Dataset records:

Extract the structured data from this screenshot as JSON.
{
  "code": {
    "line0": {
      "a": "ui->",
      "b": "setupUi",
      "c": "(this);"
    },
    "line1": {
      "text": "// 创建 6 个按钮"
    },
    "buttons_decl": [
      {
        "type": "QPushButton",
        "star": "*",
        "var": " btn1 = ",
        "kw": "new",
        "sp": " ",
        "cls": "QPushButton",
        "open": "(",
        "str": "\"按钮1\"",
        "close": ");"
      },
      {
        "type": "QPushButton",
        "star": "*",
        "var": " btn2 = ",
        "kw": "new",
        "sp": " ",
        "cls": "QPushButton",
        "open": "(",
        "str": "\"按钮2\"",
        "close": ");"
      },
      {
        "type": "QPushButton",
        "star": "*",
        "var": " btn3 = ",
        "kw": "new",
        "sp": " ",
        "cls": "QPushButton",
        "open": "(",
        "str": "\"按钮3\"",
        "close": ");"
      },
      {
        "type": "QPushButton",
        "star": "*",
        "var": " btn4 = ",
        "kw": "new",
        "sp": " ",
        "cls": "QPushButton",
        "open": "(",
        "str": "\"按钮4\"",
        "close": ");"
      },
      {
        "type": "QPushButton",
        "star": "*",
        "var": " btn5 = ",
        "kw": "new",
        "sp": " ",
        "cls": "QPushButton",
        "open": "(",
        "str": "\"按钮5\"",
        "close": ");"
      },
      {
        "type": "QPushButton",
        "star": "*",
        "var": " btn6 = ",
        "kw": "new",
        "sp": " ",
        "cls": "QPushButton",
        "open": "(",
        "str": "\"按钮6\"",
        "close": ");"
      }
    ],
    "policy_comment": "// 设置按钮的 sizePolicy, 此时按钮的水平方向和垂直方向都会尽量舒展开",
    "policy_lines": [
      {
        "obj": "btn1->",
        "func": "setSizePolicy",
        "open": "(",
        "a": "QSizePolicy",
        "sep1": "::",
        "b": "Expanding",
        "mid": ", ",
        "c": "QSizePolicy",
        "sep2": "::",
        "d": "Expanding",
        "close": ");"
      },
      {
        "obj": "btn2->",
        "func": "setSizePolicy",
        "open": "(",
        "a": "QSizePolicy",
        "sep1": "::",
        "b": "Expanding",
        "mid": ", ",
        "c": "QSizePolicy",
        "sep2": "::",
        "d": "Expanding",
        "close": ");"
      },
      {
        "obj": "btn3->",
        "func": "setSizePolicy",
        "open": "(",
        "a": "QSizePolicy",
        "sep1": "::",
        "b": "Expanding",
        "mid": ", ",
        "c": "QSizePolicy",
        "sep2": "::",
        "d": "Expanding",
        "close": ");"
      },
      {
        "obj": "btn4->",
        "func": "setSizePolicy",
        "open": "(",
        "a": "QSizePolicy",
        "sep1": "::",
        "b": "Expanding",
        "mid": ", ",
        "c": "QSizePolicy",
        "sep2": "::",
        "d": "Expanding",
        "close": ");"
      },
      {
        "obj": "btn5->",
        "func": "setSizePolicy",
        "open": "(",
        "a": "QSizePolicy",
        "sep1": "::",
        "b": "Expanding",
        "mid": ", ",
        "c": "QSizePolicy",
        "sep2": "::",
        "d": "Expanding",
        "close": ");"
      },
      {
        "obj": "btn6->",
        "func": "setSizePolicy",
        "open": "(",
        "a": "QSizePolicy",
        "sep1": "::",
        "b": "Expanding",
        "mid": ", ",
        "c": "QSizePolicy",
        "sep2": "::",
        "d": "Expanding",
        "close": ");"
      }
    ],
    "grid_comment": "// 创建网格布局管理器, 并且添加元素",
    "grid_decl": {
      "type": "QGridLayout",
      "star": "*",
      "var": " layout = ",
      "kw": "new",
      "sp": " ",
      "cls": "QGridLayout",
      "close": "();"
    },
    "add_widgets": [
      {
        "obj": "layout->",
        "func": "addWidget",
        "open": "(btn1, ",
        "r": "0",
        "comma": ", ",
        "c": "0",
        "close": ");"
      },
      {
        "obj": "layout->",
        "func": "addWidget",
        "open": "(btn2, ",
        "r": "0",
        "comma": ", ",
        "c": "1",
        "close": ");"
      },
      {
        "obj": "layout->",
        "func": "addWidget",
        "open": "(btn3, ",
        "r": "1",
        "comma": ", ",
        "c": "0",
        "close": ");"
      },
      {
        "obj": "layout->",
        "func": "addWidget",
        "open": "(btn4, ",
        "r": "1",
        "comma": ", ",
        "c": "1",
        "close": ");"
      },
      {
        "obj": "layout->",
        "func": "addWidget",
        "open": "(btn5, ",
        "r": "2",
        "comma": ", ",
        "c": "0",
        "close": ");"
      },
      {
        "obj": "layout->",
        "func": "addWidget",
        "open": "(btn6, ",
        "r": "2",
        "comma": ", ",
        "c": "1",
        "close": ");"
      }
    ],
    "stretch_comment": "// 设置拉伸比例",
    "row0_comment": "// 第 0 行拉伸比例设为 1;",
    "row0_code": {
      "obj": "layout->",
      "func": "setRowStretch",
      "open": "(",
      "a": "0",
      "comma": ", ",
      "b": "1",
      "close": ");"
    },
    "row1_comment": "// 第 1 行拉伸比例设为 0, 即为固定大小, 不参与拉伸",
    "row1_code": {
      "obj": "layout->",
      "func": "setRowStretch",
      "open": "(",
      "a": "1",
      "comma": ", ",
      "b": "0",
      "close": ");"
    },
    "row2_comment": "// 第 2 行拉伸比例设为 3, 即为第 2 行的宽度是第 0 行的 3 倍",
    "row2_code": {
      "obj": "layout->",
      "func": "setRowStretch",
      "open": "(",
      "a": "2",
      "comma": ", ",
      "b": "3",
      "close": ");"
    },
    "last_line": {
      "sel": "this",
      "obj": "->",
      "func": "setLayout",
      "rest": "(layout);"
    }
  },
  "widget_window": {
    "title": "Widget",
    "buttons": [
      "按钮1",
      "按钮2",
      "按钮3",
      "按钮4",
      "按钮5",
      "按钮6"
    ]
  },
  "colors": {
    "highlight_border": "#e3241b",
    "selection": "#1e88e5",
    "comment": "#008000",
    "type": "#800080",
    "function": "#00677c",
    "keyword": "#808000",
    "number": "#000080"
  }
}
* * *
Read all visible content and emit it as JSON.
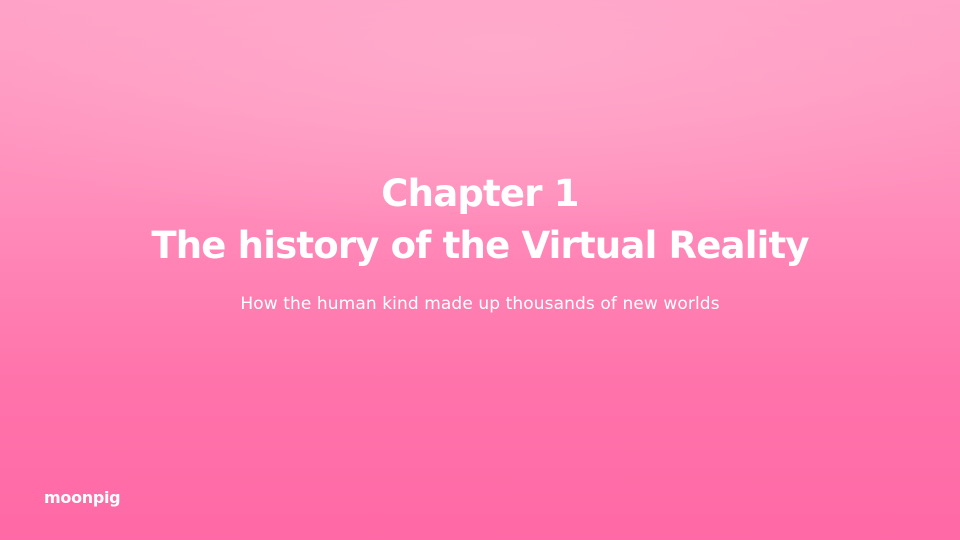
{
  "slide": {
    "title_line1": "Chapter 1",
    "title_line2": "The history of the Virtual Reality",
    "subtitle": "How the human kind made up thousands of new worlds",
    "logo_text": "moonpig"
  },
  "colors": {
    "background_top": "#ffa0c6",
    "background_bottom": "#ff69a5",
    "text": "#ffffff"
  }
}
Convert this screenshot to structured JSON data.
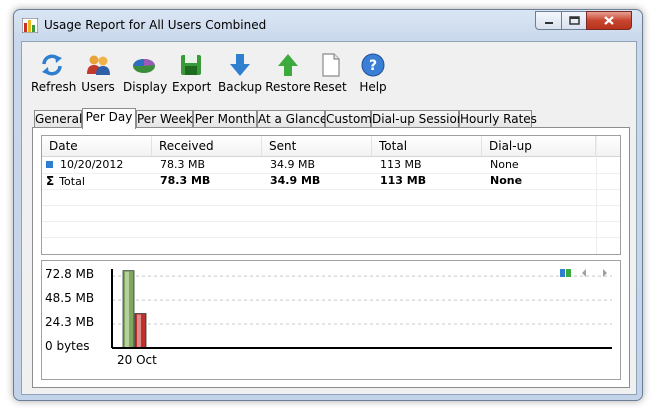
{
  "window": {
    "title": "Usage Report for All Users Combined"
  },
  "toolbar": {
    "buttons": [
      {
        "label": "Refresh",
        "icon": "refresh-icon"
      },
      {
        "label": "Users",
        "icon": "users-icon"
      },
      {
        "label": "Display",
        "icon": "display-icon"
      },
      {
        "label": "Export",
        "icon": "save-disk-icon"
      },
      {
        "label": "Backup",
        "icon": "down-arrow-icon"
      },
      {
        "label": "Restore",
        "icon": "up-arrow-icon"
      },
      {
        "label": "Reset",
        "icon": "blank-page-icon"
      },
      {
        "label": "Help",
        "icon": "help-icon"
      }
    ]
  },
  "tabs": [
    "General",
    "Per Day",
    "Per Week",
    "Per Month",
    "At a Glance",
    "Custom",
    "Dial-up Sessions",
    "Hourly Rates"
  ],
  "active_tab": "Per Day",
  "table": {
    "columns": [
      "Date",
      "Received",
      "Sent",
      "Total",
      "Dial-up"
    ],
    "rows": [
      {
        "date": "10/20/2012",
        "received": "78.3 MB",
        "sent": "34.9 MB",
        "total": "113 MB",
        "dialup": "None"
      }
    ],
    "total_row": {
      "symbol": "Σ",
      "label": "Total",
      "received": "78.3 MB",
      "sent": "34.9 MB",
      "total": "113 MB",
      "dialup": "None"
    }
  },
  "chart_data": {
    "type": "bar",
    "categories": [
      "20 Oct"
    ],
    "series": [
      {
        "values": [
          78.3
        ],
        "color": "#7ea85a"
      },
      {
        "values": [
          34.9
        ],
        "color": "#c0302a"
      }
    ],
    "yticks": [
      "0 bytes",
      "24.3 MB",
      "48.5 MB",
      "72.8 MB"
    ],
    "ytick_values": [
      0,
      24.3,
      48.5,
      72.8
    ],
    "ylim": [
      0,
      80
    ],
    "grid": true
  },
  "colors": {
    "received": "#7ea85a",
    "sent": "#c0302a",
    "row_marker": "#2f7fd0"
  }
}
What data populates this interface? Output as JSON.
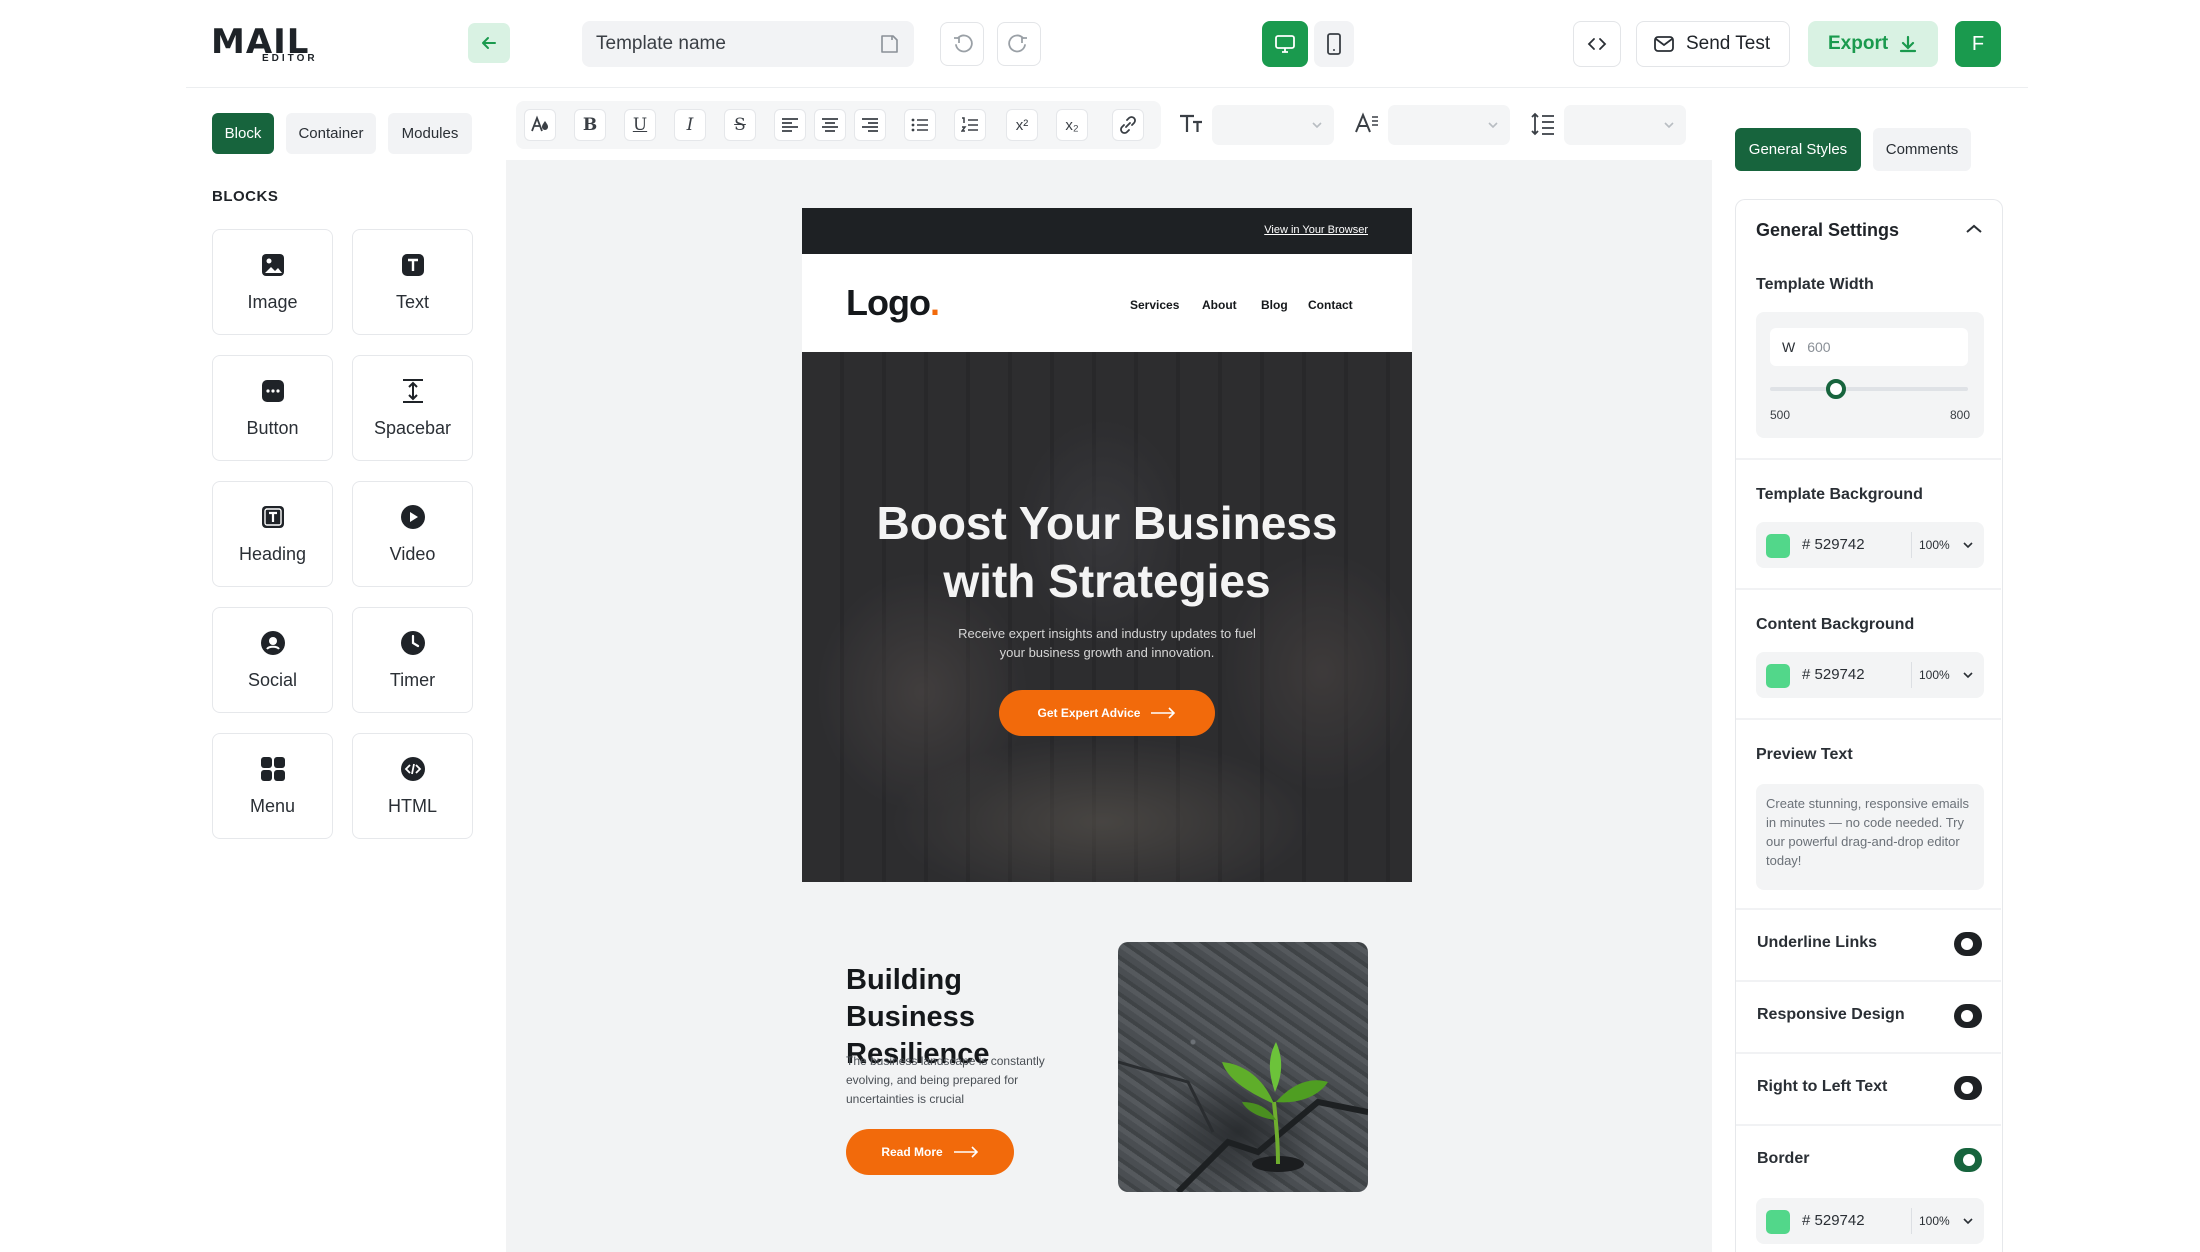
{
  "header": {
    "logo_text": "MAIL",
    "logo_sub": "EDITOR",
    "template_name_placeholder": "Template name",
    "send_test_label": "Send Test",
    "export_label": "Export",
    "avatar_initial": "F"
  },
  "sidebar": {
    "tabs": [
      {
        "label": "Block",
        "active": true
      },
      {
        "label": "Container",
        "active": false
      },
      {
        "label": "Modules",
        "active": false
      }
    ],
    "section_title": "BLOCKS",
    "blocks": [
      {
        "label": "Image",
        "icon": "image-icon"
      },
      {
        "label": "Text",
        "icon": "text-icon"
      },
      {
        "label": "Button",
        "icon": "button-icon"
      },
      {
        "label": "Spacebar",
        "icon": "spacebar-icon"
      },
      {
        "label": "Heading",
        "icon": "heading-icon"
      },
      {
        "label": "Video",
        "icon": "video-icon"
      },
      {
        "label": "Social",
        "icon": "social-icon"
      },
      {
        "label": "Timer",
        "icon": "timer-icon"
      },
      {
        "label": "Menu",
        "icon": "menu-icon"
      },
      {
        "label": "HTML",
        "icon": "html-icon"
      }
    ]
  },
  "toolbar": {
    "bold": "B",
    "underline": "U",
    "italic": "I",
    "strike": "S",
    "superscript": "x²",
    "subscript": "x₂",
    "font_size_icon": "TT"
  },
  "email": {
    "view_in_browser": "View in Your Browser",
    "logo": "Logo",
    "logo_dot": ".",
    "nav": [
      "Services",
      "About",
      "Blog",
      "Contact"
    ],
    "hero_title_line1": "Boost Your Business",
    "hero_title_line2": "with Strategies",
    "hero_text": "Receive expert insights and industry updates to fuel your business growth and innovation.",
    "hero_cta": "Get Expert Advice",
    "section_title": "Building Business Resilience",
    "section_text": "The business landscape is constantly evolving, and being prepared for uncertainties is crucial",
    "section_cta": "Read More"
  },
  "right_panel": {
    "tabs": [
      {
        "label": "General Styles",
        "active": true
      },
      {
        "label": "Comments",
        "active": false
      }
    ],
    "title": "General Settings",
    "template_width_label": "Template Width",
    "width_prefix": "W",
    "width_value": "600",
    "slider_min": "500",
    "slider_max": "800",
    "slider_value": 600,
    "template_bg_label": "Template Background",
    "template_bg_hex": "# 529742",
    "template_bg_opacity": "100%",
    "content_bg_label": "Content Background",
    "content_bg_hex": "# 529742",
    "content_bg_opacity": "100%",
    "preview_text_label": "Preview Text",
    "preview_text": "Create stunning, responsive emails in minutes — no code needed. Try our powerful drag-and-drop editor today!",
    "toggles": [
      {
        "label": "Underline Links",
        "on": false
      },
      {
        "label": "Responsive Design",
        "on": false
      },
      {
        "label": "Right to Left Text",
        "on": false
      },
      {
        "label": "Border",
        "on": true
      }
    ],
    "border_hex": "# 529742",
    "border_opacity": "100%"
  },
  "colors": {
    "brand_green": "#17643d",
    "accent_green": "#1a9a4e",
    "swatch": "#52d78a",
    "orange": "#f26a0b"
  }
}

Direction
Find the string "structured" in the records, then copy each line where it occurs.

Response to this task
Extract the structured data from this screenshot as JSON.
Convert this screenshot to structured JSON data.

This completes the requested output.